**What is being asked**
Scan the records below for the word "name" and give only the number of lines that hold it.
[begin Stored data]
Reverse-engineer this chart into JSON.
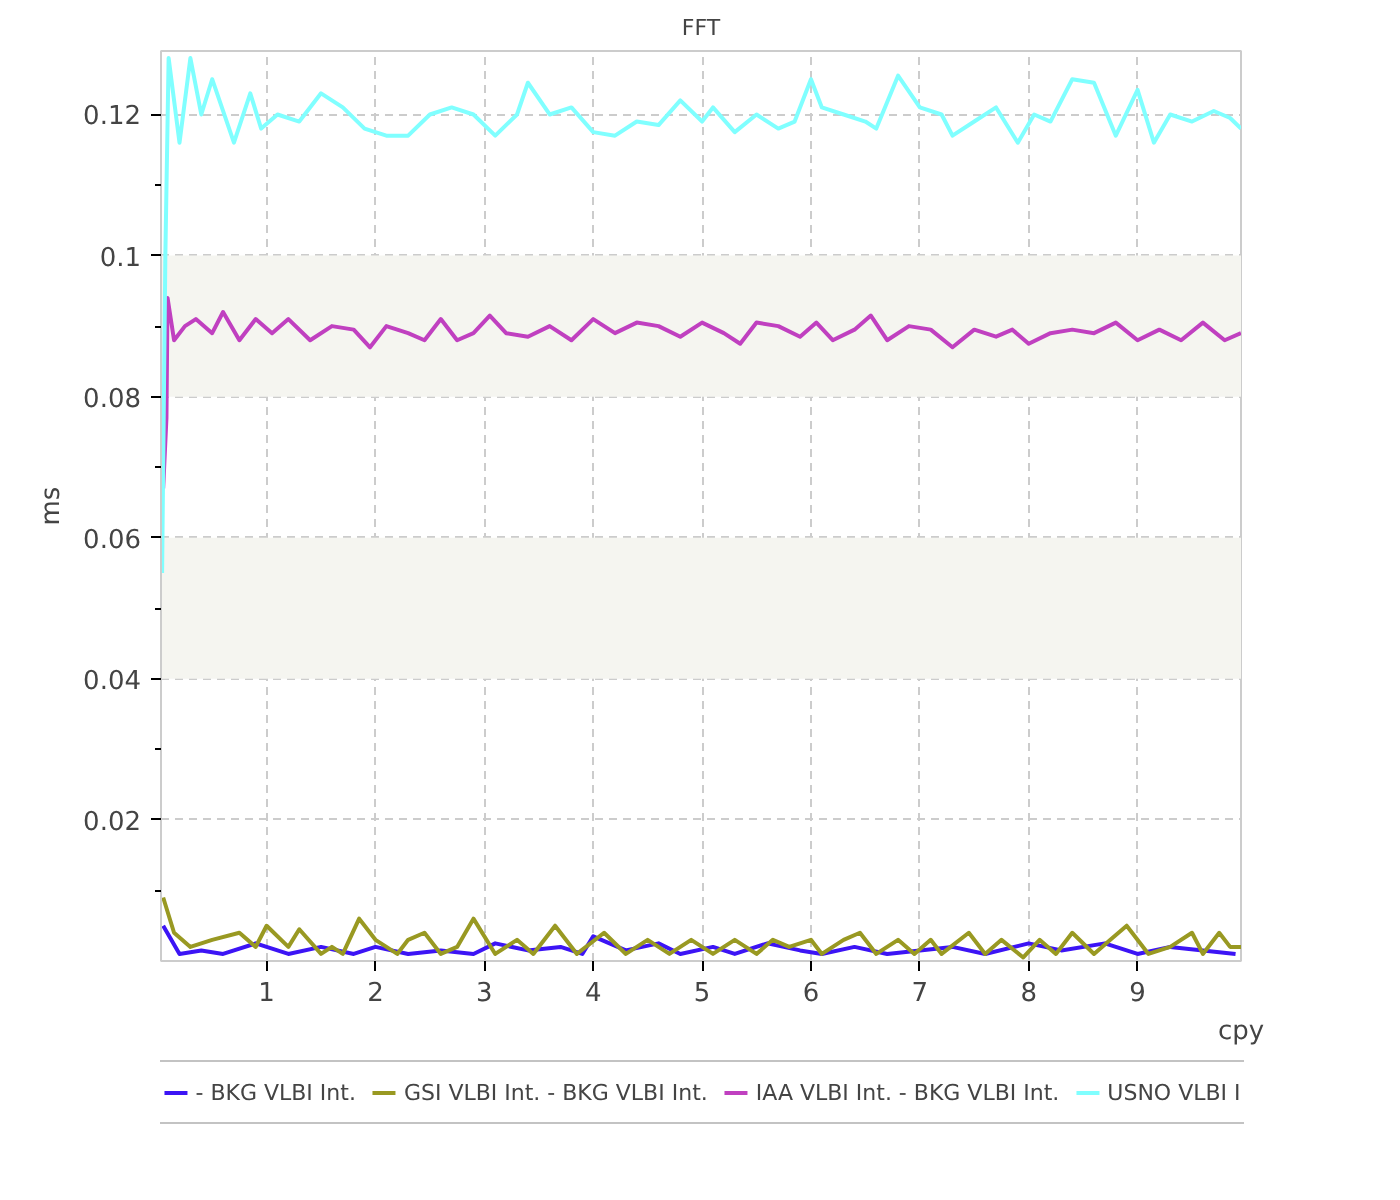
{
  "chart_data": {
    "type": "line",
    "title": "FFT",
    "xlabel": "cpy",
    "ylabel": "ms",
    "xlim": [
      0.03,
      9.95
    ],
    "ylim": [
      0,
      0.129
    ],
    "xticks": [
      1,
      2,
      3,
      4,
      5,
      6,
      7,
      8,
      9
    ],
    "yticks": [
      {
        "value": 0.01,
        "label": null
      },
      0.02,
      {
        "value": 0.03,
        "label": null
      },
      0.04,
      {
        "value": 0.05,
        "label": null
      },
      0.06,
      {
        "value": 0.07,
        "label": null
      },
      0.08,
      {
        "value": 0.09,
        "label": null
      },
      0.1,
      {
        "value": 0.11,
        "label": null
      },
      0.12
    ],
    "grid": true,
    "legend": "bottom",
    "line_style": "solid",
    "series": [
      {
        "name": "- BKG VLBI Int.",
        "color": "#3c14f5",
        "x": [
          0.05,
          0.2,
          0.4,
          0.6,
          0.9,
          1.2,
          1.5,
          1.8,
          2.0,
          2.3,
          2.6,
          2.9,
          3.1,
          3.4,
          3.7,
          3.9,
          4.0,
          4.3,
          4.6,
          4.8,
          5.1,
          5.3,
          5.6,
          5.9,
          6.1,
          6.4,
          6.7,
          7.0,
          7.3,
          7.6,
          8.0,
          8.3,
          8.7,
          9.0,
          9.3,
          9.6,
          9.9
        ],
        "values": [
          0.005,
          0.001,
          0.0015,
          0.001,
          0.0025,
          0.001,
          0.002,
          0.001,
          0.002,
          0.001,
          0.0015,
          0.001,
          0.0025,
          0.0015,
          0.002,
          0.001,
          0.0035,
          0.0015,
          0.0025,
          0.001,
          0.002,
          0.001,
          0.0025,
          0.0015,
          0.001,
          0.002,
          0.001,
          0.0015,
          0.002,
          0.001,
          0.0025,
          0.0015,
          0.0025,
          0.001,
          0.002,
          0.0015,
          0.001
        ]
      },
      {
        "name": "GSI VLBI Int. - BKG VLBI Int.",
        "color": "#999922",
        "x": [
          0.05,
          0.15,
          0.3,
          0.5,
          0.75,
          0.9,
          1.0,
          1.2,
          1.3,
          1.5,
          1.6,
          1.7,
          1.85,
          2.0,
          2.2,
          2.3,
          2.45,
          2.6,
          2.75,
          2.9,
          3.1,
          3.3,
          3.45,
          3.65,
          3.85,
          4.1,
          4.3,
          4.5,
          4.7,
          4.9,
          5.1,
          5.3,
          5.5,
          5.65,
          5.8,
          6.0,
          6.1,
          6.3,
          6.45,
          6.6,
          6.8,
          6.95,
          7.1,
          7.2,
          7.45,
          7.6,
          7.75,
          7.95,
          8.1,
          8.25,
          8.4,
          8.6,
          8.75,
          8.9,
          9.1,
          9.3,
          9.5,
          9.6,
          9.75,
          9.85,
          9.95
        ],
        "values": [
          0.009,
          0.004,
          0.002,
          0.003,
          0.004,
          0.002,
          0.005,
          0.002,
          0.0045,
          0.001,
          0.002,
          0.001,
          0.006,
          0.003,
          0.001,
          0.003,
          0.004,
          0.001,
          0.002,
          0.006,
          0.001,
          0.003,
          0.001,
          0.005,
          0.001,
          0.004,
          0.001,
          0.003,
          0.001,
          0.003,
          0.001,
          0.003,
          0.001,
          0.003,
          0.002,
          0.003,
          0.001,
          0.003,
          0.004,
          0.001,
          0.003,
          0.001,
          0.003,
          0.001,
          0.004,
          0.001,
          0.003,
          0.0005,
          0.003,
          0.001,
          0.004,
          0.001,
          0.003,
          0.005,
          0.001,
          0.002,
          0.004,
          0.001,
          0.004,
          0.002,
          0.002
        ]
      },
      {
        "name": "IAA VLBI Int. - BKG VLBI Int.",
        "color": "#c040c0",
        "x": [
          0.05,
          0.08,
          0.09,
          0.15,
          0.25,
          0.35,
          0.5,
          0.6,
          0.75,
          0.9,
          1.05,
          1.2,
          1.4,
          1.6,
          1.8,
          1.95,
          2.1,
          2.3,
          2.45,
          2.6,
          2.75,
          2.9,
          3.05,
          3.2,
          3.4,
          3.6,
          3.8,
          4.0,
          4.2,
          4.4,
          4.6,
          4.8,
          5.0,
          5.2,
          5.35,
          5.5,
          5.7,
          5.9,
          6.05,
          6.2,
          6.4,
          6.55,
          6.7,
          6.9,
          7.1,
          7.3,
          7.5,
          7.7,
          7.85,
          8.0,
          8.2,
          8.4,
          8.6,
          8.8,
          9.0,
          9.2,
          9.4,
          9.6,
          9.8,
          9.95
        ],
        "values": [
          0.067,
          0.077,
          0.094,
          0.088,
          0.09,
          0.091,
          0.089,
          0.092,
          0.088,
          0.091,
          0.089,
          0.091,
          0.088,
          0.09,
          0.0895,
          0.087,
          0.09,
          0.089,
          0.088,
          0.091,
          0.088,
          0.089,
          0.0915,
          0.089,
          0.0885,
          0.09,
          0.088,
          0.091,
          0.089,
          0.0905,
          0.09,
          0.0885,
          0.0905,
          0.089,
          0.0875,
          0.0905,
          0.09,
          0.0885,
          0.0905,
          0.088,
          0.0895,
          0.0915,
          0.088,
          0.09,
          0.0895,
          0.087,
          0.0895,
          0.0885,
          0.0895,
          0.0875,
          0.089,
          0.0895,
          0.089,
          0.0905,
          0.088,
          0.0895,
          0.088,
          0.0905,
          0.088,
          0.089
        ]
      },
      {
        "name": "USNO VLBI I",
        "color": "#80ffff",
        "x": [
          0.04,
          0.07,
          0.1,
          0.2,
          0.3,
          0.4,
          0.5,
          0.7,
          0.85,
          0.95,
          1.1,
          1.3,
          1.5,
          1.7,
          1.9,
          2.1,
          2.3,
          2.5,
          2.7,
          2.9,
          3.1,
          3.3,
          3.4,
          3.6,
          3.8,
          4.0,
          4.2,
          4.4,
          4.6,
          4.8,
          5.0,
          5.1,
          5.3,
          5.5,
          5.7,
          5.85,
          6.0,
          6.1,
          6.3,
          6.5,
          6.6,
          6.8,
          7.0,
          7.2,
          7.3,
          7.5,
          7.7,
          7.9,
          8.05,
          8.2,
          8.4,
          8.6,
          8.8,
          9.0,
          9.15,
          9.3,
          9.5,
          9.7,
          9.85,
          9.95
        ],
        "values": [
          0.055,
          0.1,
          0.128,
          0.116,
          0.128,
          0.12,
          0.125,
          0.116,
          0.123,
          0.118,
          0.12,
          0.119,
          0.123,
          0.121,
          0.118,
          0.117,
          0.117,
          0.12,
          0.121,
          0.12,
          0.117,
          0.12,
          0.1245,
          0.12,
          0.121,
          0.1175,
          0.117,
          0.119,
          0.1185,
          0.122,
          0.119,
          0.121,
          0.1175,
          0.12,
          0.118,
          0.119,
          0.125,
          0.121,
          0.12,
          0.119,
          0.118,
          0.1255,
          0.121,
          0.12,
          0.117,
          0.119,
          0.121,
          0.116,
          0.12,
          0.119,
          0.125,
          0.1245,
          0.117,
          0.1235,
          0.116,
          0.12,
          0.119,
          0.1205,
          0.1195,
          0.118
        ]
      }
    ]
  }
}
[end Stored data]
**Response below**
4